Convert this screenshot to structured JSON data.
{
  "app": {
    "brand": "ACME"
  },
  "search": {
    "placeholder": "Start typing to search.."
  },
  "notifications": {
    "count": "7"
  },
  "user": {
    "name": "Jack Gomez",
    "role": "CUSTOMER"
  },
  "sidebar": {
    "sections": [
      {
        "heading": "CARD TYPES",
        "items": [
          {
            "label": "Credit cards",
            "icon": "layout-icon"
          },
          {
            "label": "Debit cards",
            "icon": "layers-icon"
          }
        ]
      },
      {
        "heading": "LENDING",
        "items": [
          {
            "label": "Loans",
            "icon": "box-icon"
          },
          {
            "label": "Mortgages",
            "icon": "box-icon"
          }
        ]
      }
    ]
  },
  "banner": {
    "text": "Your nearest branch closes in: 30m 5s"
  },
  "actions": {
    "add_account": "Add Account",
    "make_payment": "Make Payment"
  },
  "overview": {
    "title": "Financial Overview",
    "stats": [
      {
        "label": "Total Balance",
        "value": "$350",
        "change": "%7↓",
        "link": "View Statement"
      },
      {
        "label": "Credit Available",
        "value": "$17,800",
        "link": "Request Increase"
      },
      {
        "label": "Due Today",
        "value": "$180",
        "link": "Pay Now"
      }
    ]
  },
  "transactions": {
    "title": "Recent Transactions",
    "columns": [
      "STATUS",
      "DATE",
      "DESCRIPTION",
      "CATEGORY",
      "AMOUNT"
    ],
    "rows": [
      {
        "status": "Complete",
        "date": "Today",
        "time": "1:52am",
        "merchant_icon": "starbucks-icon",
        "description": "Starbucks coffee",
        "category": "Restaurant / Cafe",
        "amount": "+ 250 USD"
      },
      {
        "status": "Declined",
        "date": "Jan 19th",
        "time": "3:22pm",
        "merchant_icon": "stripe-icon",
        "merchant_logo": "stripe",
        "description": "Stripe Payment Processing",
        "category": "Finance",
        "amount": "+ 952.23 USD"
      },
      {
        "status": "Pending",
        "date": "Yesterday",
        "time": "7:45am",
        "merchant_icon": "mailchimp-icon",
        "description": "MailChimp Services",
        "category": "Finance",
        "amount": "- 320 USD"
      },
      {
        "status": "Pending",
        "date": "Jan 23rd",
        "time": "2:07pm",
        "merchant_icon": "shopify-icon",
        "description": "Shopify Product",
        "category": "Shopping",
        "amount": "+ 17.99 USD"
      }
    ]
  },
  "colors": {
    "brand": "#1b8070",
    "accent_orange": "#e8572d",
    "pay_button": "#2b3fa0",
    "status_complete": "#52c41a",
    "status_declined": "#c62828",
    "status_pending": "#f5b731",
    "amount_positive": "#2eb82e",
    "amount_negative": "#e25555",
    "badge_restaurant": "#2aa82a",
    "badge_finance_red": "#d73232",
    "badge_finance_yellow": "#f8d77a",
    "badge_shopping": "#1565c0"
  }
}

_To do_. From the listing above, pick out each line where the word "search" appears.

_Result of this task_.
  "search": {
    "placeholder": "Start typing to search.."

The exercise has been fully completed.